Dataset rows:
========================

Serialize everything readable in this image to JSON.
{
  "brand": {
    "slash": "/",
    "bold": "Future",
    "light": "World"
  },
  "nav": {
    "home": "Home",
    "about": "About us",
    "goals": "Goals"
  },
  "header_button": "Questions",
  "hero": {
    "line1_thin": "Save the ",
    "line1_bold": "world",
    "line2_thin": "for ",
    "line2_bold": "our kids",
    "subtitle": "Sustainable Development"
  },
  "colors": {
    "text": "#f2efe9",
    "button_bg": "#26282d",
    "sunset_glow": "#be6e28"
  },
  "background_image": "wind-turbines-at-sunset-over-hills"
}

========================

> _YOUR GOAL_
Retype the listing. Match it exactly.

> _IN RESPONSE_
Serialize everything readable in this image to JSON.
{
  "brand": {
    "slash": "/",
    "bold": "Future",
    "light": "World"
  },
  "nav": {
    "home": "Home",
    "about": "About us",
    "goals": "Goals"
  },
  "header_button": "Questions",
  "hero": {
    "line1_thin": "Save the ",
    "line1_bold": "world",
    "line2_thin": "for ",
    "line2_bold": "our kids",
    "subtitle": "Sustainable Development"
  },
  "colors": {
    "text": "#f2efe9",
    "button_bg": "#26282d",
    "sunset_glow": "#be6e28"
  },
  "background_image": "wind-turbines-at-sunset-over-hills"
}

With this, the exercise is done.